[Exercise description]
Could you copy every line from the material below in which "name" appears?

*** Material for this exercise

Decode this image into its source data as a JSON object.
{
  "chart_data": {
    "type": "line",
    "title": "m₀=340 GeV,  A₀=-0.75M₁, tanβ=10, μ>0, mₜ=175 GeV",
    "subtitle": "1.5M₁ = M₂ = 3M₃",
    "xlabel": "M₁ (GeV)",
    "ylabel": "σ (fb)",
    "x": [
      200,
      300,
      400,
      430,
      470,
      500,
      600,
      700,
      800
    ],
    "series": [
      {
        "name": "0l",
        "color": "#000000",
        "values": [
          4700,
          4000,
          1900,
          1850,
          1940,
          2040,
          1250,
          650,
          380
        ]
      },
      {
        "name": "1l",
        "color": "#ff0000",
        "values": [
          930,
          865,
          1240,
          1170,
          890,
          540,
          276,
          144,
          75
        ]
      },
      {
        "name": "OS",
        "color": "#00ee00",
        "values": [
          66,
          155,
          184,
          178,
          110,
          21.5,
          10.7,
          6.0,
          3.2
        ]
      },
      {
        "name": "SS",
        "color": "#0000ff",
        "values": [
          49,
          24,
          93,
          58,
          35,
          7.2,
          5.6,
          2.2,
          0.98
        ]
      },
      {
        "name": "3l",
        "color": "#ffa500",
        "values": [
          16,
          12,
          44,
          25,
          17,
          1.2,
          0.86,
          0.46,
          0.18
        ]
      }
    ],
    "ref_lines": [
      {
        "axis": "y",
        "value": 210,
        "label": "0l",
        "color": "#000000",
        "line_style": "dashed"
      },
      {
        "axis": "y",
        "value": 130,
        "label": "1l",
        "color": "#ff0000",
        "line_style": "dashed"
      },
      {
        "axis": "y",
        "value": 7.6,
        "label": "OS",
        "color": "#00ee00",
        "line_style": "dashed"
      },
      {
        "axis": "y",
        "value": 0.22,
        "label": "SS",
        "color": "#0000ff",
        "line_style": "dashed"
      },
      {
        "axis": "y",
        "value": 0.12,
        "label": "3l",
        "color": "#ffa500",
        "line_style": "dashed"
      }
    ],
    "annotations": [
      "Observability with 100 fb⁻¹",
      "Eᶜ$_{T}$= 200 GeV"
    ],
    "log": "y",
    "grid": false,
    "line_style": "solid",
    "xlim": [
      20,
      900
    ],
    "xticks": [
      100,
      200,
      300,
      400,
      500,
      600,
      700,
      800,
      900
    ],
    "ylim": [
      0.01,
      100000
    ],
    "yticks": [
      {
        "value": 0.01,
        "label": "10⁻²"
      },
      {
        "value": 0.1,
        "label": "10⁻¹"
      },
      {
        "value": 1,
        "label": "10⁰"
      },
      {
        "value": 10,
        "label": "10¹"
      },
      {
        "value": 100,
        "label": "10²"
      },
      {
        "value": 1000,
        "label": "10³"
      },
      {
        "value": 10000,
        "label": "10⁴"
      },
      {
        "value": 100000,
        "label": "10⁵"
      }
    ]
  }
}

******

[Solution to this problem]
        "name": "0l",
        "name": "1l",
        "name": "OS",
        "name": "SS",
        "name": "3l",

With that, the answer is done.